Restate the entire listing word for word.

### [Supplied entries]
====

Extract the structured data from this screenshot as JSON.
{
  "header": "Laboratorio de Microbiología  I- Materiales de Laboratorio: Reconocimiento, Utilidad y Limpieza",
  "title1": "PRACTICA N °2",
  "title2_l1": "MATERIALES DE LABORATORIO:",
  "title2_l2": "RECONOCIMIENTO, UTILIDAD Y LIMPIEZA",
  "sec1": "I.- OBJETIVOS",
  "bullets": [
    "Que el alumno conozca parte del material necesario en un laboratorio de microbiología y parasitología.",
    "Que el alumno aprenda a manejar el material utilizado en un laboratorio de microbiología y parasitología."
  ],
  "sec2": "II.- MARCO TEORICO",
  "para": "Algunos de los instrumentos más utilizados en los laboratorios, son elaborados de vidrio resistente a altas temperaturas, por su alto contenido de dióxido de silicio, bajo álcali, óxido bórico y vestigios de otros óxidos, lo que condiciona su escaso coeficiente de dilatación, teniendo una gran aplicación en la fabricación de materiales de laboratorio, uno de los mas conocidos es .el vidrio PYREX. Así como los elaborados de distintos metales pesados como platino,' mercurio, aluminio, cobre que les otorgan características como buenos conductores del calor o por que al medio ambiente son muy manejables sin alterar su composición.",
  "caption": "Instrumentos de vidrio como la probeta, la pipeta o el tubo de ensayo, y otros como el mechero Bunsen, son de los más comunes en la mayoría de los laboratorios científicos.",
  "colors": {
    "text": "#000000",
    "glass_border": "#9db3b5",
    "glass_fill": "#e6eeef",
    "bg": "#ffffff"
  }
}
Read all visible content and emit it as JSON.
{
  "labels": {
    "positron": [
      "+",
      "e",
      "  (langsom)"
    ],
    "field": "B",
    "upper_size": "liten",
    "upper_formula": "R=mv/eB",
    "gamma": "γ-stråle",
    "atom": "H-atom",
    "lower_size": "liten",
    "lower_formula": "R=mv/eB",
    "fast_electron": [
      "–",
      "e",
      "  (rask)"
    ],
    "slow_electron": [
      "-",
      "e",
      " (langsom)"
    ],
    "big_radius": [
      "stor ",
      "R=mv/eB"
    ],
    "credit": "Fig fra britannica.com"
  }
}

====

### [Solved problem]
Extract the structured data from this screenshot as JSON.
{
  "header": "Laboratorio de Microbiología  I- Materiales de Laboratorio: Reconocimiento, Utilidad y Limpieza",
  "title1": "PRACTICA N °2",
  "title2_l1": "MATERIALES DE LABORATORIO:",
  "title2_l2": "RECONOCIMIENTO, UTILIDAD Y LIMPIEZA",
  "sec1": "I.- OBJETIVOS",
  "bullets": [
    "Que el alumno conozca parte del material necesario en un laboratorio de microbiología y parasitología.",
    "Que el alumno aprenda a manejar el material utilizado en un laboratorio de microbiología y parasitología."
  ],
  "sec2": "II.- MARCO TEORICO",
  "para": "Algunos de los instrumentos más utilizados en los laboratorios, son elaborados de vidrio resistente a altas temperaturas, por su alto contenido de dióxido de silicio, bajo álcali, óxido bórico y vestigios de otros óxidos, lo que condiciona su escaso coeficiente de dilatación, teniendo una gran aplicación en la fabricación de materiales de laboratorio, uno de los mas conocidos es .el vidrio PYREX. Así como los elaborados de distintos metales pesados como platino,' mercurio, aluminio, cobre que les otorgan características como buenos conductores del calor o por que al medio ambiente son muy manejables sin alterar su composición.",
  "caption": "Instrumentos de vidrio como la probeta, la pipeta o el tubo de ensayo, y otros como el mechero Bunsen, son de los más comunes en la mayoría de los laboratorios científicos.",
  "colors": {
    "text": "#000000",
    "glass_border": "#9db3b5",
    "glass_fill": "#e6eeef",
    "bg": "#ffffff"
  }
}
Read all visible content and emit it as JSON.
{
  "labels": {
    "positron": [
      "+",
      "e",
      "  (langsom)"
    ],
    "field": "B",
    "upper_size": "liten",
    "upper_formula": "R=mv/eB",
    "gamma": "γ-stråle",
    "atom": "H-atom",
    "lower_size": "liten",
    "lower_formula": "R=mv/eB",
    "fast_electron": [
      "–",
      "e",
      "  (rask)"
    ],
    "slow_electron": [
      "-",
      "e",
      " (langsom)"
    ],
    "big_radius": [
      "stor ",
      "R=mv/eB"
    ],
    "credit": "Fig fra britannica.com"
  }
}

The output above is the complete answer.